- Work instructions
How many lines of these entries include the string "screenshot"? State the number alone.

- Given records
⁂

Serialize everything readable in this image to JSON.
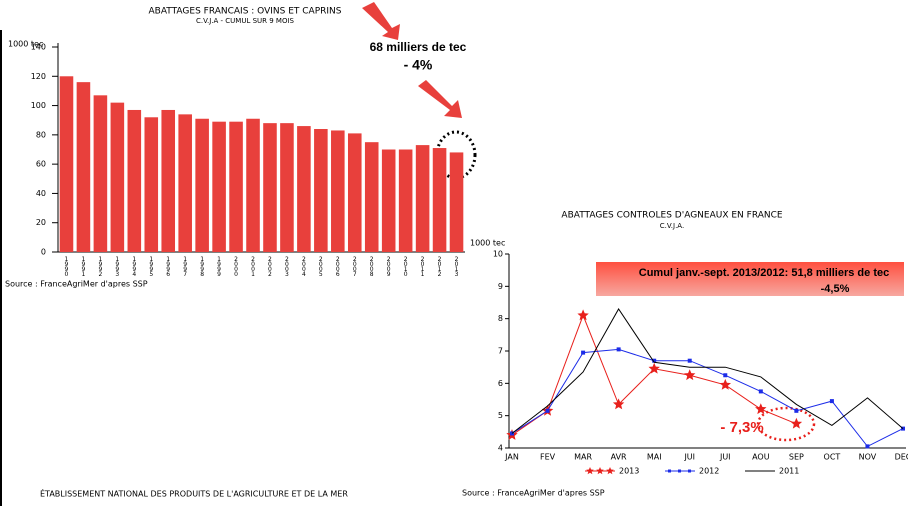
{
  "chart_data": [
    {
      "type": "bar",
      "title": "ABATTAGES FRANCAIS : OVINS ET CAPRINS",
      "subtitle": "C.V.J.A - CUMUL SUR 9 MOIS",
      "y_label": "1000 tec",
      "categories": [
        "1990",
        "1991",
        "1992",
        "1993",
        "1994",
        "1995",
        "1996",
        "1997",
        "1998",
        "1999",
        "2000",
        "2001",
        "2002",
        "2003",
        "2004",
        "2005",
        "2006",
        "2007",
        "2008",
        "2009",
        "2010",
        "2011",
        "2012",
        "2013"
      ],
      "values": [
        120,
        116,
        107,
        102,
        97,
        92,
        97,
        94,
        91,
        89,
        89,
        91,
        88,
        88,
        86,
        84,
        83,
        81,
        75,
        70,
        70,
        73,
        71,
        68
      ],
      "color": "#e8403c",
      "ylim": [
        0,
        140
      ],
      "yticks": [
        0,
        20,
        40,
        60,
        80,
        100,
        120,
        140
      ],
      "grid": false,
      "annotations": [
        "68 milliers de tec",
        "- 4%"
      ],
      "source": "Source : FranceAgriMer d'apres SSP"
    },
    {
      "type": "line",
      "title": "ABATTAGES CONTROLES D'AGNEAUX EN FRANCE",
      "subtitle": "C.V.J.A.",
      "y_label": "1000 tec",
      "categories": [
        "JAN",
        "FEV",
        "MAR",
        "AVR",
        "MAI",
        "JUI",
        "JUI",
        "AOU",
        "SEP",
        "OCT",
        "NOV",
        "DEC"
      ],
      "series": [
        {
          "name": "2013",
          "color": "#e8201c",
          "marker": "star",
          "values": [
            4.4,
            5.15,
            8.1,
            5.35,
            6.45,
            6.25,
            5.95,
            5.2,
            4.75,
            null,
            null,
            null
          ]
        },
        {
          "name": "2012",
          "color": "#1c2ce8",
          "marker": "square",
          "values": [
            4.45,
            5.15,
            6.95,
            7.05,
            6.7,
            6.7,
            6.25,
            5.75,
            5.15,
            5.45,
            4.05,
            4.6
          ]
        },
        {
          "name": "2011",
          "color": "#000000",
          "marker": "none",
          "values": [
            4.45,
            5.3,
            6.35,
            8.3,
            6.65,
            6.5,
            6.5,
            6.2,
            5.35,
            4.7,
            5.55,
            4.6
          ]
        }
      ],
      "ylim": [
        4,
        10
      ],
      "yticks": [
        4,
        5,
        6,
        7,
        8,
        9,
        10
      ],
      "grid": false,
      "legend": "bottom",
      "annotations": [
        "Cumul janv.-sept. 2013/2012: 51,8 milliers de tec",
        "-4,5%",
        "- 7,3%"
      ],
      "source": "Source : FranceAgriMer d'apres SSP"
    }
  ],
  "footer": "ÉTABLISSEMENT NATIONAL DES PRODUITS DE L'AGRICULTURE ET DE LA MER"
}
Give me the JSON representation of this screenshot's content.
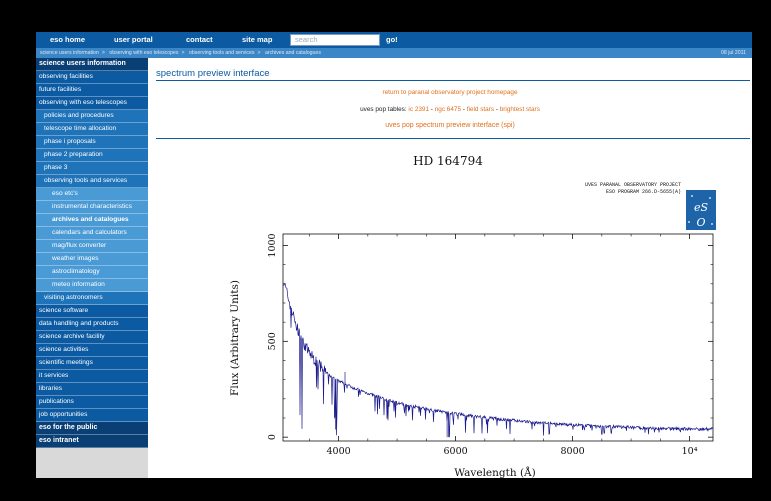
{
  "topnav": {
    "links": [
      "eso home",
      "user portal",
      "contact",
      "site map"
    ],
    "search_placeholder": "search",
    "go_label": "go!"
  },
  "breadcrumb": {
    "items": [
      "science users information",
      "observing with eso telescopes",
      "observing tools and services",
      "archives and catalogues"
    ],
    "date": "08 jul 2011"
  },
  "sidebar": {
    "items": [
      {
        "label": "science users information",
        "level": 0,
        "bold": true
      },
      {
        "label": "observing facilities",
        "level": 0
      },
      {
        "label": "future facilities",
        "level": 0
      },
      {
        "label": "observing with eso telescopes",
        "level": 0
      },
      {
        "label": "policies and procedures",
        "level": 1
      },
      {
        "label": "telescope time allocation",
        "level": 1
      },
      {
        "label": "phase i proposals",
        "level": 1
      },
      {
        "label": "phase 2 preparation",
        "level": 1
      },
      {
        "label": "phase 3",
        "level": 1
      },
      {
        "label": "observing tools and services",
        "level": 1
      },
      {
        "label": "eso etc's",
        "level": 2
      },
      {
        "label": "instrumental characteristics",
        "level": 2
      },
      {
        "label": "archives and catalogues",
        "level": 2,
        "active": true
      },
      {
        "label": "calendars and calculators",
        "level": 2
      },
      {
        "label": "mag/flux converter",
        "level": 2
      },
      {
        "label": "weather images",
        "level": 2
      },
      {
        "label": "astroclimatology",
        "level": 2
      },
      {
        "label": "meteo information",
        "level": 2
      },
      {
        "label": "visiting astronomers",
        "level": 1
      },
      {
        "label": "science software",
        "level": 0
      },
      {
        "label": "data handling and products",
        "level": 0
      },
      {
        "label": "science archive facility",
        "level": 0
      },
      {
        "label": "science activities",
        "level": 0
      },
      {
        "label": "scientific meetings",
        "level": 0
      },
      {
        "label": "it services",
        "level": 0
      },
      {
        "label": "libraries",
        "level": 0
      },
      {
        "label": "publications",
        "level": 0
      },
      {
        "label": "job opportunities",
        "level": 0
      },
      {
        "label": "eso for the public",
        "level": 0,
        "bold": true
      },
      {
        "label": "eso intranet",
        "level": 0,
        "bold": true
      }
    ]
  },
  "main": {
    "title": "spectrum preview interface",
    "return_link": "return to paranal observatory project homepage",
    "pop_prefix": "uves pop tables: ",
    "pop_links": [
      "ic 2391",
      "ngc 6475",
      "field stars",
      "brightest stars"
    ],
    "spi_link": "uves pop spectrum preview interface (spi)"
  },
  "chart_data": {
    "type": "line",
    "title": "HD 164794",
    "header_lines": [
      "UVES PARANAL OBSERVATORY PROJECT",
      "ESO PROGRAM 266.D-5655(A)"
    ],
    "xlabel": "Wavelength (Å)",
    "ylabel": "Flux (Arbitrary Units)",
    "xlim": [
      3050,
      10400
    ],
    "ylim": [
      -20,
      1060
    ],
    "xticks": [
      4000,
      6000,
      8000,
      10000
    ],
    "xtick_labels": [
      "4000",
      "6000",
      "8000",
      "10⁴"
    ],
    "yticks": [
      0,
      500,
      1000
    ],
    "series": [
      {
        "color": "#1a1a8c",
        "x": [
          3050,
          3100,
          3200,
          3300,
          3400,
          3500,
          3600,
          3700,
          3800,
          3900,
          4000,
          4200,
          4400,
          4600,
          4800,
          5000,
          5250,
          5500,
          5750,
          6000,
          6250,
          6500,
          6750,
          7000,
          7250,
          7500,
          7750,
          8000,
          8250,
          8500,
          8750,
          9000,
          9250,
          9500,
          9750,
          10000,
          10250,
          10400
        ],
        "y": [
          820,
          770,
          660,
          560,
          490,
          440,
          400,
          365,
          335,
          310,
          295,
          265,
          240,
          218,
          198,
          180,
          163,
          148,
          134,
          122,
          111,
          102,
          94,
          87,
          80,
          74,
          69,
          64,
          60,
          57,
          54,
          51,
          48,
          46,
          44,
          43,
          42,
          42
        ]
      }
    ],
    "grid": false
  },
  "logo": {
    "name": "eso-logo-icon"
  }
}
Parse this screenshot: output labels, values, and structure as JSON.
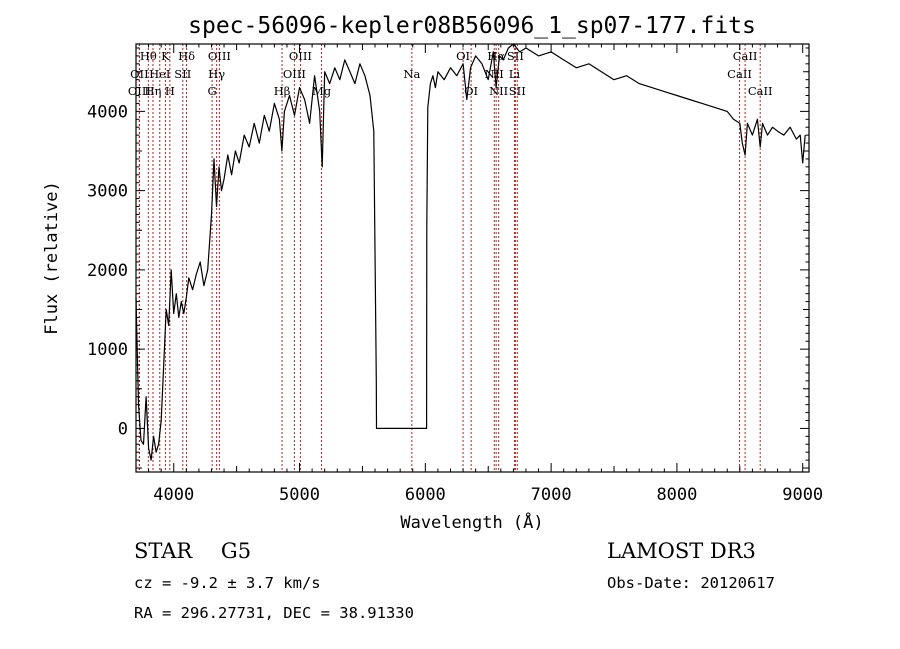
{
  "chart_data": {
    "type": "line",
    "title": "spec-56096-kepler08B56096_1_sp07-177.fits",
    "xlabel": "Wavelength (Å)",
    "ylabel": "Flux (relative)",
    "xlim": [
      3700,
      9050
    ],
    "ylim": [
      -550,
      4850
    ],
    "xticks": [
      4000,
      5000,
      6000,
      7000,
      8000,
      9000
    ],
    "yticks": [
      0,
      1000,
      2000,
      3000,
      4000
    ],
    "grid": false,
    "legend": "none",
    "line_color": "#000000",
    "marker_color": "#b22222",
    "series": [
      {
        "x": [
          3700,
          3720,
          3740,
          3760,
          3780,
          3800,
          3820,
          3840,
          3860,
          3880,
          3900,
          3920,
          3940,
          3960,
          3980,
          4000,
          4020,
          4040,
          4060,
          4080,
          4100,
          4120,
          4150,
          4180,
          4210,
          4240,
          4270,
          4300,
          4320,
          4340,
          4360,
          4380,
          4400,
          4430,
          4460,
          4490,
          4520,
          4560,
          4600,
          4640,
          4680,
          4720,
          4760,
          4800,
          4840,
          4860,
          4880,
          4920,
          4960,
          5000,
          5040,
          5080,
          5120,
          5160,
          5180,
          5200,
          5240,
          5280,
          5320,
          5360,
          5400,
          5440,
          5480,
          5520,
          5560,
          5590,
          5610,
          5612,
          5640,
          5700,
          5800,
          5900,
          6000,
          6010,
          6012,
          6020,
          6040,
          6060,
          6080,
          6100,
          6150,
          6200,
          6250,
          6300,
          6330,
          6360,
          6400,
          6450,
          6500,
          6540,
          6563,
          6590,
          6620,
          6660,
          6700,
          6750,
          6800,
          6900,
          7000,
          7100,
          7200,
          7300,
          7400,
          7500,
          7600,
          7700,
          7800,
          7900,
          8000,
          8100,
          8200,
          8300,
          8400,
          8450,
          8500,
          8520,
          8542,
          8560,
          8600,
          8640,
          8662,
          8680,
          8720,
          8760,
          8800,
          8850,
          8900,
          8950,
          8980,
          9000,
          9020
        ],
        "y": [
          1650,
          300,
          -150,
          -200,
          400,
          -250,
          -400,
          -100,
          -300,
          -200,
          100,
          800,
          1500,
          1300,
          2000,
          1450,
          1700,
          1400,
          1600,
          1450,
          1650,
          1900,
          1750,
          1950,
          2100,
          1800,
          2000,
          2700,
          3400,
          2800,
          3300,
          3000,
          3150,
          3450,
          3200,
          3500,
          3350,
          3700,
          3550,
          3850,
          3600,
          3950,
          3750,
          4100,
          3900,
          3500,
          4000,
          4200,
          3950,
          4300,
          4150,
          3850,
          4450,
          4000,
          3300,
          4500,
          4350,
          4550,
          4400,
          4650,
          4500,
          4350,
          4600,
          4450,
          4200,
          3750,
          600,
          0,
          0,
          0,
          0,
          0,
          0,
          0,
          2550,
          4050,
          4350,
          4450,
          4300,
          4500,
          4400,
          4550,
          4450,
          4600,
          4150,
          4550,
          4700,
          4600,
          4400,
          4750,
          4300,
          4700,
          4650,
          4800,
          4850,
          4750,
          4800,
          4700,
          4750,
          4650,
          4550,
          4600,
          4500,
          4400,
          4450,
          4350,
          4300,
          4250,
          4200,
          4150,
          4100,
          4050,
          4000,
          3900,
          3850,
          3600,
          3450,
          3850,
          3700,
          3900,
          3550,
          3850,
          3700,
          3800,
          3750,
          3700,
          3800,
          3650,
          3700,
          3350,
          3700
        ]
      }
    ],
    "lines": [
      {
        "name": "Hθ",
        "x": 3798,
        "row": 0
      },
      {
        "name": "OII",
        "x": 3727,
        "row": 1
      },
      {
        "name": "OIII",
        "x": 3727,
        "row": 2
      },
      {
        "name": "K",
        "x": 3934,
        "row": 0
      },
      {
        "name": "HeI",
        "x": 3889,
        "row": 1
      },
      {
        "name": "Hη",
        "x": 3835,
        "row": 2
      },
      {
        "name": "Hδ",
        "x": 4102,
        "row": 0
      },
      {
        "name": "SII",
        "x": 4072,
        "row": 1
      },
      {
        "name": "H",
        "x": 3969,
        "row": 2
      },
      {
        "name": "OIII",
        "x": 4363,
        "row": 0
      },
      {
        "name": "Hγ",
        "x": 4341,
        "row": 1
      },
      {
        "name": "G",
        "x": 4305,
        "row": 2
      },
      {
        "name": "OIII",
        "x": 5007,
        "row": 0
      },
      {
        "name": "OIII",
        "x": 4959,
        "row": 1
      },
      {
        "name": "Hβ",
        "x": 4861,
        "row": 2
      },
      {
        "name": "Mg",
        "x": 5175,
        "row": 2
      },
      {
        "name": "Na",
        "x": 5893,
        "row": 1
      },
      {
        "name": "OI",
        "x": 6300,
        "row": 0
      },
      {
        "name": "OI",
        "x": 6364,
        "row": 2
      },
      {
        "name": "Hα",
        "x": 6563,
        "row": 0
      },
      {
        "name": "SII",
        "x": 6716,
        "row": 0
      },
      {
        "name": "NII",
        "x": 6548,
        "row": 1
      },
      {
        "name": "Li",
        "x": 6708,
        "row": 1
      },
      {
        "name": "NII",
        "x": 6583,
        "row": 2
      },
      {
        "name": "SII",
        "x": 6731,
        "row": 2
      },
      {
        "name": "CaII",
        "x": 8542,
        "row": 0
      },
      {
        "name": "CaII",
        "x": 8498,
        "row": 1
      },
      {
        "name": "CaII",
        "x": 8662,
        "row": 2
      }
    ]
  },
  "info": {
    "class": "STAR",
    "subclass": "G5",
    "survey": "LAMOST DR3",
    "cz": "cz = -9.2 ± 3.7 km/s",
    "obs_date": "Obs-Date: 20120617",
    "coords": "RA = 296.27731, DEC =  38.91330"
  }
}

⁂

- Finished exercise
2